— start —
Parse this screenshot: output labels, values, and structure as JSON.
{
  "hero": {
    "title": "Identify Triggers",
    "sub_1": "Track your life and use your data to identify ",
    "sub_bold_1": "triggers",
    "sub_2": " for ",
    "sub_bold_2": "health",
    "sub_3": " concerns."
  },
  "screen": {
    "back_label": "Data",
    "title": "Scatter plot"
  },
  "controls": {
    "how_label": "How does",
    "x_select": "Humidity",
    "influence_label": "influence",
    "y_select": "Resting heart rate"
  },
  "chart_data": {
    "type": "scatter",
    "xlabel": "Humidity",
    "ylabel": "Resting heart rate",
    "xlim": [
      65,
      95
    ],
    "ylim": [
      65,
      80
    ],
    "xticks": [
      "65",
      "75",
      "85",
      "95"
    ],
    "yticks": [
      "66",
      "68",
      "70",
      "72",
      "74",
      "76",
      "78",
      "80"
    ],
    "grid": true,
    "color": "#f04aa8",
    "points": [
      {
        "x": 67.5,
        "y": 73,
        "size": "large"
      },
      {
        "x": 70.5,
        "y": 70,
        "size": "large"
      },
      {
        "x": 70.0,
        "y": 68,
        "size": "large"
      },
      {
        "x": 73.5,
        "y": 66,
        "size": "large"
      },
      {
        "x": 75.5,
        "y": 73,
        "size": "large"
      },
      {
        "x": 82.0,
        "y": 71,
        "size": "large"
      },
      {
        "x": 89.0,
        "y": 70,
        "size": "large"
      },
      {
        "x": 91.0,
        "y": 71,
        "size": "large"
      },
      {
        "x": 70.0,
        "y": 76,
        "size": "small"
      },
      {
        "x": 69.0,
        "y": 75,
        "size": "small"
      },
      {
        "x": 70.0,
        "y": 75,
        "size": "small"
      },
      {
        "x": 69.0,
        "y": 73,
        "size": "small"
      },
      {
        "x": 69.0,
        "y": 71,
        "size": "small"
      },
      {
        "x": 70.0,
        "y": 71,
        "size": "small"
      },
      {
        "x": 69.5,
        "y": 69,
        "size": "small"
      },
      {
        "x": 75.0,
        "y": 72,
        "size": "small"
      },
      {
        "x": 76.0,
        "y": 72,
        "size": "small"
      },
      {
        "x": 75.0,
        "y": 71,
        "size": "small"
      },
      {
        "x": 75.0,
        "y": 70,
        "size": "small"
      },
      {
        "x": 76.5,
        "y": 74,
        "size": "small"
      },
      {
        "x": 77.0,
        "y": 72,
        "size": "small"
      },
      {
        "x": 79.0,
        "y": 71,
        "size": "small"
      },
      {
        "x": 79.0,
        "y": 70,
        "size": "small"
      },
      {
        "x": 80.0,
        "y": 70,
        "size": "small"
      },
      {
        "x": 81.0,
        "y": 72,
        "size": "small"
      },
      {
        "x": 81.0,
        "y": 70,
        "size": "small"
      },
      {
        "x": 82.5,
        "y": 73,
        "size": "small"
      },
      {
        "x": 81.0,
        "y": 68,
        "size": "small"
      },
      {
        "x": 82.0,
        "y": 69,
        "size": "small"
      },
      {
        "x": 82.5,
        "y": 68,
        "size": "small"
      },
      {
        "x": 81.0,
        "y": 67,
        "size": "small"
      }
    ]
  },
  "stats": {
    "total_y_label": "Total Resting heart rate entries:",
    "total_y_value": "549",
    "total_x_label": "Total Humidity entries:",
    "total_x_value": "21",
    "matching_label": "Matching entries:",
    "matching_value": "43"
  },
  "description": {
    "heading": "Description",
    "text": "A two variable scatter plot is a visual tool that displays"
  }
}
— end —
Please copy out each record, character for character.

Problem solution
Parse this screenshot: output labels, values, and structure as JSON.
{
  "hero": {
    "title": "Identify Triggers",
    "sub_1": "Track your life and use your data to identify ",
    "sub_bold_1": "triggers",
    "sub_2": " for ",
    "sub_bold_2": "health",
    "sub_3": " concerns."
  },
  "screen": {
    "back_label": "Data",
    "title": "Scatter plot"
  },
  "controls": {
    "how_label": "How does",
    "x_select": "Humidity",
    "influence_label": "influence",
    "y_select": "Resting heart rate"
  },
  "chart_data": {
    "type": "scatter",
    "xlabel": "Humidity",
    "ylabel": "Resting heart rate",
    "xlim": [
      65,
      95
    ],
    "ylim": [
      65,
      80
    ],
    "xticks": [
      "65",
      "75",
      "85",
      "95"
    ],
    "yticks": [
      "66",
      "68",
      "70",
      "72",
      "74",
      "76",
      "78",
      "80"
    ],
    "grid": true,
    "color": "#f04aa8",
    "points": [
      {
        "x": 67.5,
        "y": 73,
        "size": "large"
      },
      {
        "x": 70.5,
        "y": 70,
        "size": "large"
      },
      {
        "x": 70.0,
        "y": 68,
        "size": "large"
      },
      {
        "x": 73.5,
        "y": 66,
        "size": "large"
      },
      {
        "x": 75.5,
        "y": 73,
        "size": "large"
      },
      {
        "x": 82.0,
        "y": 71,
        "size": "large"
      },
      {
        "x": 89.0,
        "y": 70,
        "size": "large"
      },
      {
        "x": 91.0,
        "y": 71,
        "size": "large"
      },
      {
        "x": 70.0,
        "y": 76,
        "size": "small"
      },
      {
        "x": 69.0,
        "y": 75,
        "size": "small"
      },
      {
        "x": 70.0,
        "y": 75,
        "size": "small"
      },
      {
        "x": 69.0,
        "y": 73,
        "size": "small"
      },
      {
        "x": 69.0,
        "y": 71,
        "size": "small"
      },
      {
        "x": 70.0,
        "y": 71,
        "size": "small"
      },
      {
        "x": 69.5,
        "y": 69,
        "size": "small"
      },
      {
        "x": 75.0,
        "y": 72,
        "size": "small"
      },
      {
        "x": 76.0,
        "y": 72,
        "size": "small"
      },
      {
        "x": 75.0,
        "y": 71,
        "size": "small"
      },
      {
        "x": 75.0,
        "y": 70,
        "size": "small"
      },
      {
        "x": 76.5,
        "y": 74,
        "size": "small"
      },
      {
        "x": 77.0,
        "y": 72,
        "size": "small"
      },
      {
        "x": 79.0,
        "y": 71,
        "size": "small"
      },
      {
        "x": 79.0,
        "y": 70,
        "size": "small"
      },
      {
        "x": 80.0,
        "y": 70,
        "size": "small"
      },
      {
        "x": 81.0,
        "y": 72,
        "size": "small"
      },
      {
        "x": 81.0,
        "y": 70,
        "size": "small"
      },
      {
        "x": 82.5,
        "y": 73,
        "size": "small"
      },
      {
        "x": 81.0,
        "y": 68,
        "size": "small"
      },
      {
        "x": 82.0,
        "y": 69,
        "size": "small"
      },
      {
        "x": 82.5,
        "y": 68,
        "size": "small"
      },
      {
        "x": 81.0,
        "y": 67,
        "size": "small"
      }
    ]
  },
  "stats": {
    "total_y_label": "Total Resting heart rate entries:",
    "total_y_value": "549",
    "total_x_label": "Total Humidity entries:",
    "total_x_value": "21",
    "matching_label": "Matching entries:",
    "matching_value": "43"
  },
  "description": {
    "heading": "Description",
    "text": "A two variable scatter plot is a visual tool that displays"
  }
}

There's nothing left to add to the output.